begin Records provided

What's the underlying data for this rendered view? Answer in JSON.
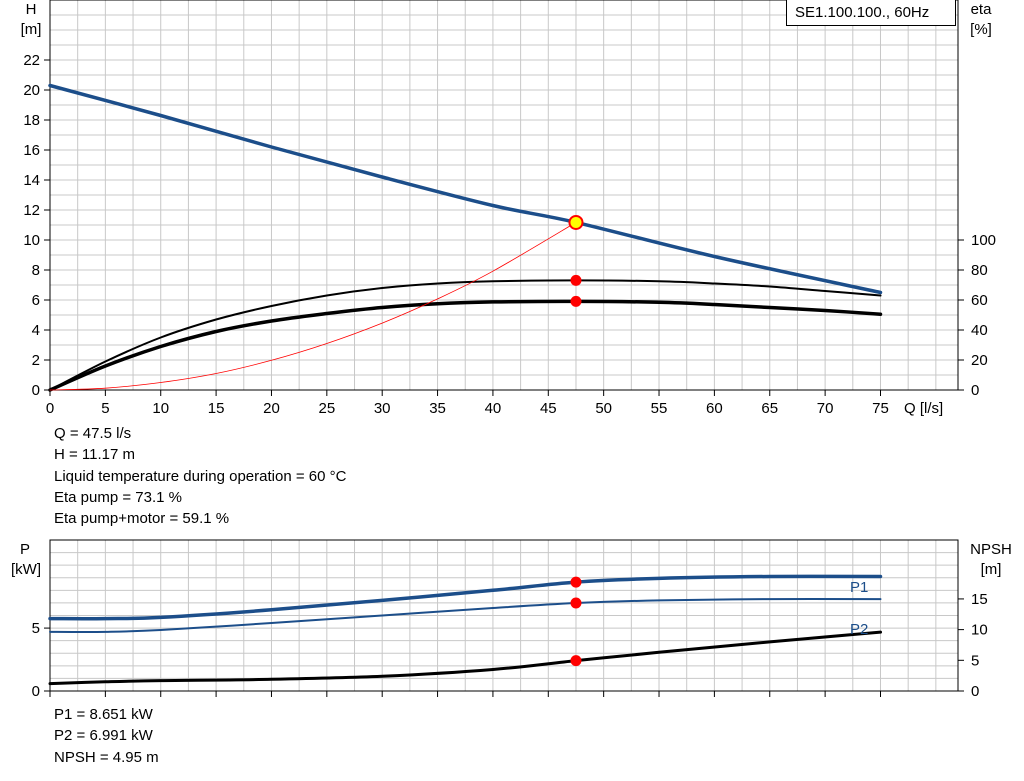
{
  "chart_data": [
    {
      "type": "line",
      "left_axis": {
        "label": "H",
        "unit": "[m]",
        "ticks": [
          0,
          2,
          4,
          6,
          8,
          10,
          12,
          14,
          16,
          18,
          20,
          22
        ],
        "ylim": [
          0,
          26
        ]
      },
      "right_axis": {
        "label": "eta",
        "unit": "[%]",
        "ticks": [
          0,
          20,
          40,
          60,
          80,
          100
        ],
        "ylim": [
          0,
          260
        ]
      },
      "x_axis": {
        "label": "Q [l/s]",
        "ticks": [
          0,
          5,
          10,
          15,
          20,
          25,
          30,
          35,
          40,
          45,
          50,
          55,
          60,
          65,
          70,
          75
        ],
        "xlim": [
          0,
          82
        ]
      },
      "grid": true,
      "legend": "SE1.100.100., 60Hz",
      "series": [
        {
          "axis": "left",
          "color": "#1c4e8a",
          "x": [
            0,
            10,
            20,
            30,
            40,
            47.5,
            60,
            75
          ],
          "y": [
            20.3,
            18.3,
            16.2,
            14.2,
            12.3,
            11.17,
            8.9,
            6.5
          ]
        },
        {
          "axis": "right",
          "color": "#000000",
          "x": [
            0,
            5,
            10,
            15,
            20,
            25,
            30,
            35,
            40,
            47.5,
            55,
            60,
            65,
            70,
            75
          ],
          "y": [
            0,
            19,
            35,
            47,
            56,
            63,
            68,
            71,
            72.5,
            73.1,
            72.5,
            71,
            69,
            66,
            63
          ]
        },
        {
          "axis": "right",
          "color": "#000000",
          "x": [
            0,
            5,
            10,
            15,
            20,
            25,
            30,
            35,
            40,
            47.5,
            55,
            60,
            65,
            70,
            75
          ],
          "y": [
            0,
            16,
            29,
            39,
            46,
            51,
            55,
            57.5,
            58.7,
            59.1,
            58.5,
            57,
            55,
            53,
            50.5
          ]
        },
        {
          "axis": "left",
          "color": "#ff0000",
          "x": [
            0,
            5,
            10,
            15,
            20,
            25,
            30,
            35,
            40,
            47.5
          ],
          "y": [
            0,
            0.12,
            0.5,
            1.1,
            1.98,
            3.1,
            4.46,
            6.07,
            7.92,
            11.17
          ]
        }
      ],
      "operating_point": {
        "x": 47.5,
        "y": 11.17,
        "eta_pump": 73.1,
        "eta_total": 59.1
      }
    },
    {
      "type": "line",
      "left_axis": {
        "label": "P",
        "unit": "[kW]",
        "ticks": [
          0,
          5
        ],
        "ylim": [
          0,
          12
        ]
      },
      "right_axis": {
        "label": "NPSH",
        "unit": "[m]",
        "ticks": [
          0,
          5,
          10,
          15
        ],
        "ylim": [
          0,
          24.6
        ]
      },
      "x_axis": {
        "xlim": [
          0,
          82
        ],
        "ticks": [
          0,
          5,
          10,
          15,
          20,
          25,
          30,
          35,
          40,
          45,
          50,
          55,
          60,
          65,
          70,
          75
        ]
      },
      "grid": true,
      "series": [
        {
          "name": "P1",
          "axis": "left",
          "color": "#1c4e8a",
          "x": [
            0,
            5,
            10,
            20,
            30,
            40,
            47.5,
            55,
            65,
            75
          ],
          "y": [
            5.75,
            5.75,
            5.85,
            6.45,
            7.2,
            8.0,
            8.651,
            8.95,
            9.1,
            9.1
          ]
        },
        {
          "name": "P2",
          "axis": "left",
          "color": "#1c4e8a",
          "x": [
            0,
            5,
            10,
            20,
            30,
            40,
            47.5,
            55,
            65,
            75
          ],
          "y": [
            4.7,
            4.7,
            4.85,
            5.4,
            6.0,
            6.6,
            6.991,
            7.2,
            7.3,
            7.3
          ]
        },
        {
          "name": "NPSH",
          "axis": "right",
          "color": "#000000",
          "x": [
            0,
            5,
            10,
            20,
            30,
            40,
            47.5,
            55,
            65,
            75
          ],
          "y": [
            1.2,
            1.5,
            1.7,
            1.9,
            2.4,
            3.5,
            4.95,
            6.3,
            8.0,
            9.6
          ]
        }
      ],
      "operating_point": {
        "x": 47.5,
        "p1": 8.651,
        "p2": 6.991,
        "npsh": 4.95
      }
    }
  ],
  "info_top": [
    "Q = 47.5 l/s",
    "H = 11.17 m",
    "Liquid temperature during operation = 60 °C",
    "Eta pump = 73.1 %",
    "Eta pump+motor = 59.1 %"
  ],
  "info_bottom": [
    "P1 = 8.651 kW",
    "P2 = 6.991 kW",
    "NPSH = 4.95 m"
  ],
  "labels": {
    "top_left_var": "H",
    "top_left_unit": "[m]",
    "top_right_var": "eta",
    "top_right_unit": "[%]",
    "x_label": "Q [l/s]",
    "legend": "SE1.100.100., 60Hz",
    "bot_left_var": "P",
    "bot_left_unit": "[kW]",
    "bot_right_var": "NPSH",
    "bot_right_unit": "[m]",
    "p1": "P1",
    "p2": "P2"
  },
  "colors": {
    "blue": "#1c4e8a",
    "grid": "#c8c8c8",
    "point": "#ff0000",
    "op_fill": "#ffff00"
  }
}
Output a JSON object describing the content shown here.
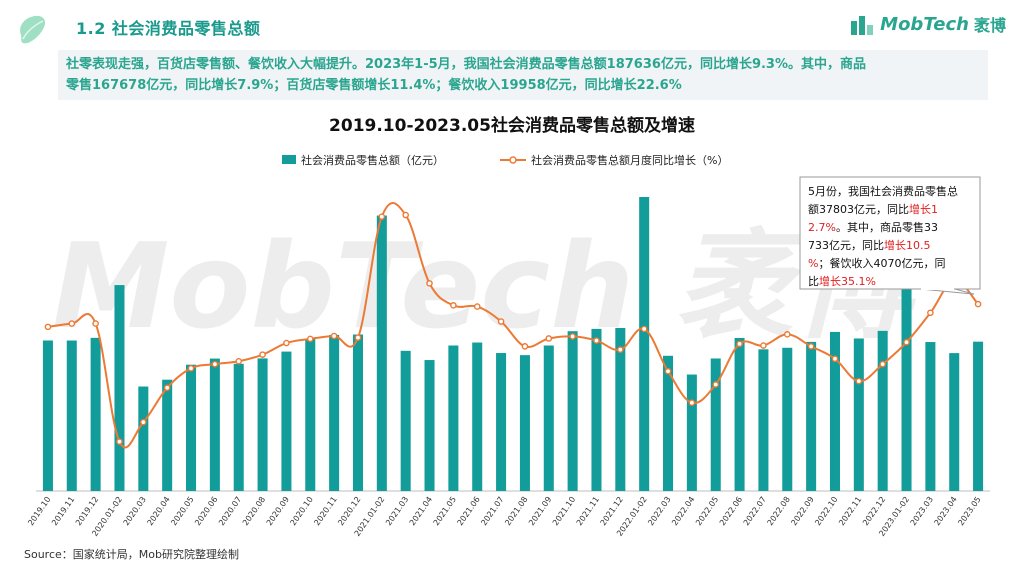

end Records provided

### Set task:
Restate the records above in full, word for word. Keep pictures out.

### Exercise answer:
What's the underlying data for this rendered view? Answer in JSON.
{
  "chart_data": [
    {
      "type": "line",
      "left_axis": {
        "label": "H",
        "unit": "[m]",
        "ticks": [
          0,
          2,
          4,
          6,
          8,
          10,
          12,
          14,
          16,
          18,
          20,
          22
        ],
        "ylim": [
          0,
          26
        ]
      },
      "right_axis": {
        "label": "eta",
        "unit": "[%]",
        "ticks": [
          0,
          20,
          40,
          60,
          80,
          100
        ],
        "ylim": [
          0,
          260
        ]
      },
      "x_axis": {
        "label": "Q [l/s]",
        "ticks": [
          0,
          5,
          10,
          15,
          20,
          25,
          30,
          35,
          40,
          45,
          50,
          55,
          60,
          65,
          70,
          75
        ],
        "xlim": [
          0,
          82
        ]
      },
      "grid": true,
      "legend": "SE1.100.100., 60Hz",
      "series": [
        {
          "axis": "left",
          "color": "#1c4e8a",
          "x": [
            0,
            10,
            20,
            30,
            40,
            47.5,
            60,
            75
          ],
          "y": [
            20.3,
            18.3,
            16.2,
            14.2,
            12.3,
            11.17,
            8.9,
            6.5
          ]
        },
        {
          "axis": "right",
          "color": "#000000",
          "x": [
            0,
            5,
            10,
            15,
            20,
            25,
            30,
            35,
            40,
            47.5,
            55,
            60,
            65,
            70,
            75
          ],
          "y": [
            0,
            19,
            35,
            47,
            56,
            63,
            68,
            71,
            72.5,
            73.1,
            72.5,
            71,
            69,
            66,
            63
          ]
        },
        {
          "axis": "right",
          "color": "#000000",
          "x": [
            0,
            5,
            10,
            15,
            20,
            25,
            30,
            35,
            40,
            47.5,
            55,
            60,
            65,
            70,
            75
          ],
          "y": [
            0,
            16,
            29,
            39,
            46,
            51,
            55,
            57.5,
            58.7,
            59.1,
            58.5,
            57,
            55,
            53,
            50.5
          ]
        },
        {
          "axis": "left",
          "color": "#ff0000",
          "x": [
            0,
            5,
            10,
            15,
            20,
            25,
            30,
            35,
            40,
            47.5
          ],
          "y": [
            0,
            0.12,
            0.5,
            1.1,
            1.98,
            3.1,
            4.46,
            6.07,
            7.92,
            11.17
          ]
        }
      ],
      "operating_point": {
        "x": 47.5,
        "y": 11.17,
        "eta_pump": 73.1,
        "eta_total": 59.1
      }
    },
    {
      "type": "line",
      "left_axis": {
        "label": "P",
        "unit": "[kW]",
        "ticks": [
          0,
          5
        ],
        "ylim": [
          0,
          12
        ]
      },
      "right_axis": {
        "label": "NPSH",
        "unit": "[m]",
        "ticks": [
          0,
          5,
          10,
          15
        ],
        "ylim": [
          0,
          24.6
        ]
      },
      "x_axis": {
        "xlim": [
          0,
          82
        ],
        "ticks": [
          0,
          5,
          10,
          15,
          20,
          25,
          30,
          35,
          40,
          45,
          50,
          55,
          60,
          65,
          70,
          75
        ]
      },
      "grid": true,
      "series": [
        {
          "name": "P1",
          "axis": "left",
          "color": "#1c4e8a",
          "x": [
            0,
            5,
            10,
            20,
            30,
            40,
            47.5,
            55,
            65,
            75
          ],
          "y": [
            5.75,
            5.75,
            5.85,
            6.45,
            7.2,
            8.0,
            8.651,
            8.95,
            9.1,
            9.1
          ]
        },
        {
          "name": "P2",
          "axis": "left",
          "color": "#1c4e8a",
          "x": [
            0,
            5,
            10,
            20,
            30,
            40,
            47.5,
            55,
            65,
            75
          ],
          "y": [
            4.7,
            4.7,
            4.85,
            5.4,
            6.0,
            6.6,
            6.991,
            7.2,
            7.3,
            7.3
          ]
        },
        {
          "name": "NPSH",
          "axis": "right",
          "color": "#000000",
          "x": [
            0,
            5,
            10,
            20,
            30,
            40,
            47.5,
            55,
            65,
            75
          ],
          "y": [
            1.2,
            1.5,
            1.7,
            1.9,
            2.4,
            3.5,
            4.95,
            6.3,
            8.0,
            9.6
          ]
        }
      ],
      "operating_point": {
        "x": 47.5,
        "p1": 8.651,
        "p2": 6.991,
        "npsh": 4.95
      }
    }
  ],
  "info_top": [
    "Q = 47.5 l/s",
    "H = 11.17 m",
    "Liquid temperature during operation = 60 °C",
    "Eta pump = 73.1 %",
    "Eta pump+motor = 59.1 %"
  ],
  "info_bottom": [
    "P1 = 8.651 kW",
    "P2 = 6.991 kW",
    "NPSH = 4.95 m"
  ],
  "labels": {
    "top_left_var": "H",
    "top_left_unit": "[m]",
    "top_right_var": "eta",
    "top_right_unit": "[%]",
    "x_label": "Q [l/s]",
    "legend": "SE1.100.100., 60Hz",
    "bot_left_var": "P",
    "bot_left_unit": "[kW]",
    "bot_right_var": "NPSH",
    "bot_right_unit": "[m]",
    "p1": "P1",
    "p2": "P2"
  },
  "colors": {
    "blue": "#1c4e8a",
    "grid": "#c8c8c8",
    "point": "#ff0000",
    "op_fill": "#ffff00"
  }
}
Output a JSON object describing the content shown here.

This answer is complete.